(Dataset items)
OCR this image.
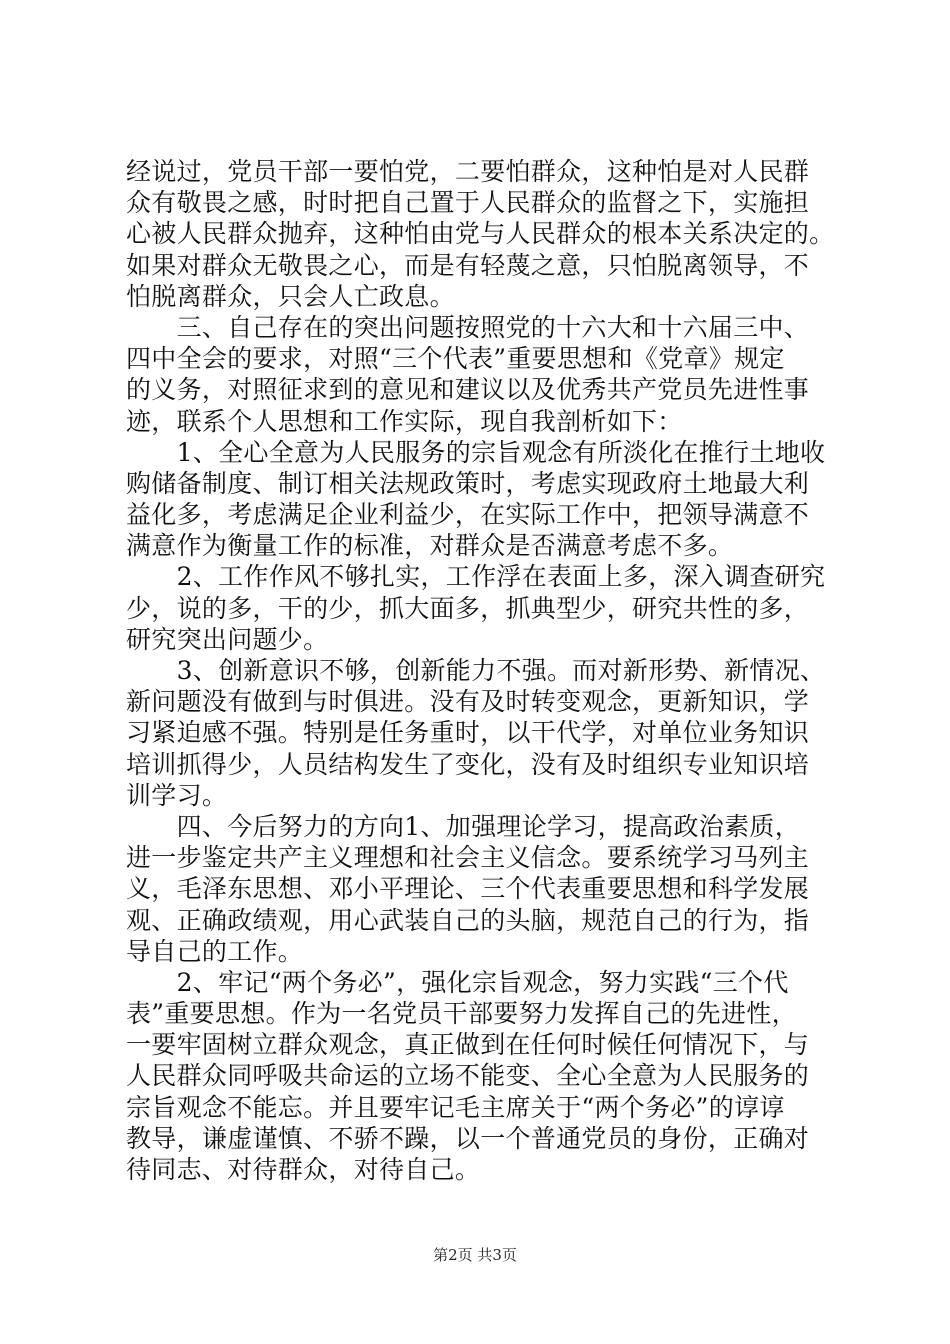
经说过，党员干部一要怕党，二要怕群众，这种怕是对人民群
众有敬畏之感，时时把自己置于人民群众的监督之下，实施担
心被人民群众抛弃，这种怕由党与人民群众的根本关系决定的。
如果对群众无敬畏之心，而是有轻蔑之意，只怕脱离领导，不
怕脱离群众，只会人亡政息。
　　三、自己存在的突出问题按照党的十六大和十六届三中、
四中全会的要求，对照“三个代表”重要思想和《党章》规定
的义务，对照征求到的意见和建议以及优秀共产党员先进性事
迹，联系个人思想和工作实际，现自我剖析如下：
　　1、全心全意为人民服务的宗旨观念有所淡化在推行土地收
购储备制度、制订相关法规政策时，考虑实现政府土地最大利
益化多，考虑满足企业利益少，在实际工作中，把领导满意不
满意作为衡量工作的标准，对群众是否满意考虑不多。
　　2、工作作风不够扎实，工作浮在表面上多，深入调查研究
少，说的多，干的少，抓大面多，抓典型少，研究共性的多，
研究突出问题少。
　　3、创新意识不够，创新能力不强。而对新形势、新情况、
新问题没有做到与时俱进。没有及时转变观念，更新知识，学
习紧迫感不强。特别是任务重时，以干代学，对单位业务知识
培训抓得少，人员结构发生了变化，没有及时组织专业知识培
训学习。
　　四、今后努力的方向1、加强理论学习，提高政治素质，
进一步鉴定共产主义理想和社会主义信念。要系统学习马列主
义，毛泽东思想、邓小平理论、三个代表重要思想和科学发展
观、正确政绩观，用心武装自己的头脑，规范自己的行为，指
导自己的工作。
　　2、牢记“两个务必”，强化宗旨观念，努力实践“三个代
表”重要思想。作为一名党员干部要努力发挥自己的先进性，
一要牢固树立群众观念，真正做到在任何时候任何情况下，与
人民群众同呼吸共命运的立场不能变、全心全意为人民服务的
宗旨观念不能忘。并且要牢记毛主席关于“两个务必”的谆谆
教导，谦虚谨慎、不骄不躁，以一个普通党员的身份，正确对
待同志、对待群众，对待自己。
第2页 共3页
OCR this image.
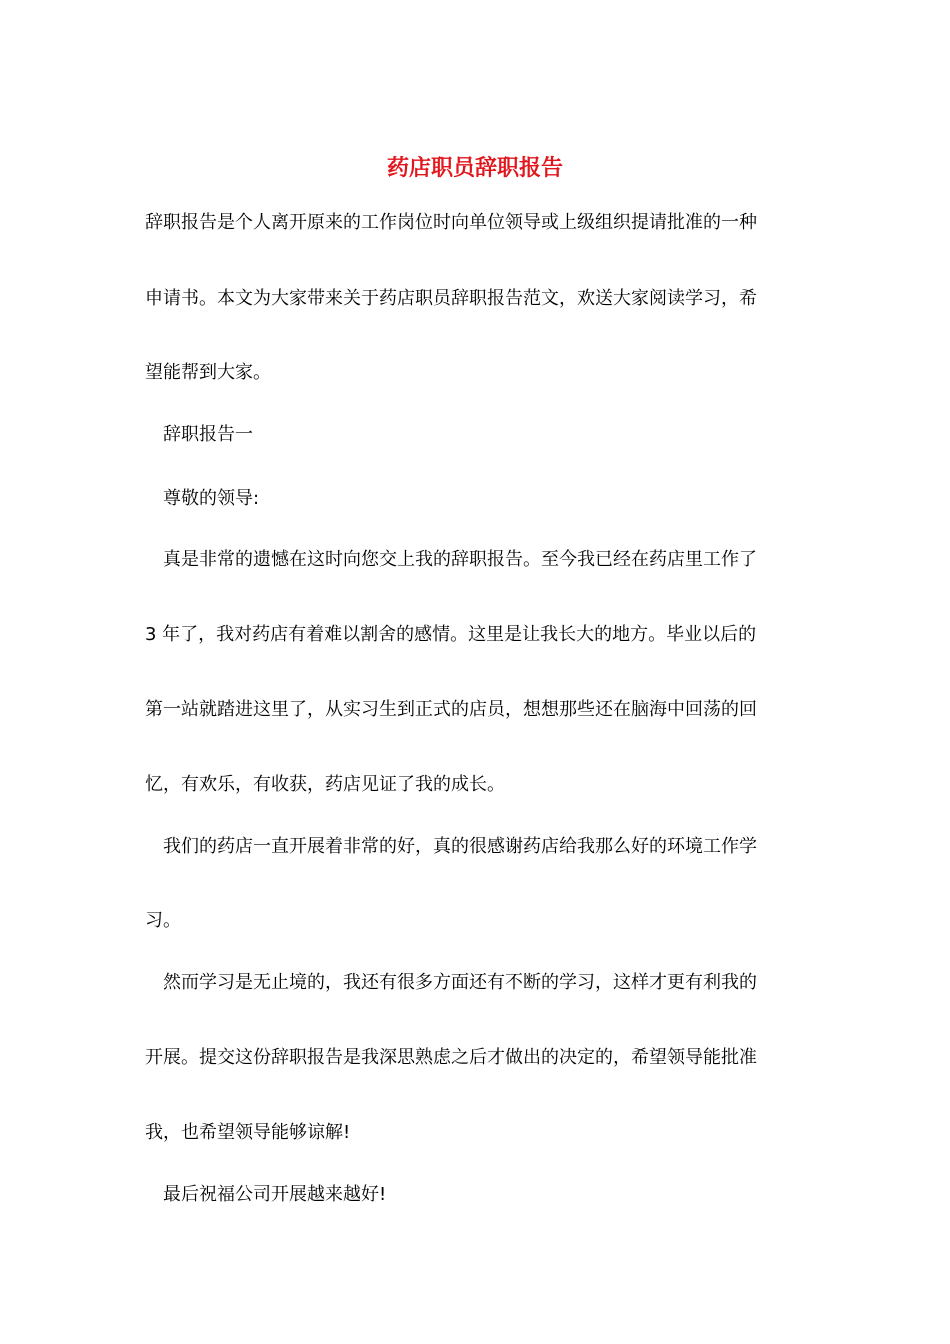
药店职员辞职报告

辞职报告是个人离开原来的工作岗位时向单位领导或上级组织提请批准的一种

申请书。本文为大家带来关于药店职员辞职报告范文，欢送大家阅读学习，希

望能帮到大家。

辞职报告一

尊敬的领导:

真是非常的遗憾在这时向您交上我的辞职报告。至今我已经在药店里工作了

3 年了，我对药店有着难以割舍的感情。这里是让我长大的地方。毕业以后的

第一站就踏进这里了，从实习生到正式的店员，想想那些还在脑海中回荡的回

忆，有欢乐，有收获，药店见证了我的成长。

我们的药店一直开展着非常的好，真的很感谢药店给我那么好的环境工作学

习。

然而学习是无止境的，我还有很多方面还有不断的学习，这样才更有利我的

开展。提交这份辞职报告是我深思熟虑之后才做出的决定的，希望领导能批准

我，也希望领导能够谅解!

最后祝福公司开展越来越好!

Task> Write out the material above once more, exactly as it reads, with no pictures.

Task response>
OCR this image.
经说过，党员干部一要怕党，二要怕群众，这种怕是对人民群
众有敬畏之感，时时把自己置于人民群众的监督之下，实施担
心被人民群众抛弃，这种怕由党与人民群众的根本关系决定的。
如果对群众无敬畏之心，而是有轻蔑之意，只怕脱离领导，不
怕脱离群众，只会人亡政息。
　　三、自己存在的突出问题按照党的十六大和十六届三中、
四中全会的要求，对照“三个代表”重要思想和《党章》规定
的义务，对照征求到的意见和建议以及优秀共产党员先进性事
迹，联系个人思想和工作实际，现自我剖析如下：
　　1、全心全意为人民服务的宗旨观念有所淡化在推行土地收
购储备制度、制订相关法规政策时，考虑实现政府土地最大利
益化多，考虑满足企业利益少，在实际工作中，把领导满意不
满意作为衡量工作的标准，对群众是否满意考虑不多。
　　2、工作作风不够扎实，工作浮在表面上多，深入调查研究
少，说的多，干的少，抓大面多，抓典型少，研究共性的多，
研究突出问题少。
　　3、创新意识不够，创新能力不强。而对新形势、新情况、
新问题没有做到与时俱进。没有及时转变观念，更新知识，学
习紧迫感不强。特别是任务重时，以干代学，对单位业务知识
培训抓得少，人员结构发生了变化，没有及时组织专业知识培
训学习。
　　四、今后努力的方向1、加强理论学习，提高政治素质，
进一步鉴定共产主义理想和社会主义信念。要系统学习马列主
义，毛泽东思想、邓小平理论、三个代表重要思想和科学发展
观、正确政绩观，用心武装自己的头脑，规范自己的行为，指
导自己的工作。
　　2、牢记“两个务必”，强化宗旨观念，努力实践“三个代
表”重要思想。作为一名党员干部要努力发挥自己的先进性，
一要牢固树立群众观念，真正做到在任何时候任何情况下，与
人民群众同呼吸共命运的立场不能变、全心全意为人民服务的
宗旨观念不能忘。并且要牢记毛主席关于“两个务必”的谆谆
教导，谦虚谨慎、不骄不躁，以一个普通党员的身份，正确对
待同志、对待群众，对待自己。
第2页 共3页
OCR this image.
药店职员辞职报告

辞职报告是个人离开原来的工作岗位时向单位领导或上级组织提请批准的一种

申请书。本文为大家带来关于药店职员辞职报告范文，欢送大家阅读学习，希

望能帮到大家。

辞职报告一

尊敬的领导:

真是非常的遗憾在这时向您交上我的辞职报告。至今我已经在药店里工作了

3 年了，我对药店有着难以割舍的感情。这里是让我长大的地方。毕业以后的

第一站就踏进这里了，从实习生到正式的店员，想想那些还在脑海中回荡的回

忆，有欢乐，有收获，药店见证了我的成长。

我们的药店一直开展着非常的好，真的很感谢药店给我那么好的环境工作学

习。

然而学习是无止境的，我还有很多方面还有不断的学习，这样才更有利我的

开展。提交这份辞职报告是我深思熟虑之后才做出的决定的，希望领导能批准

我，也希望领导能够谅解!

最后祝福公司开展越来越好!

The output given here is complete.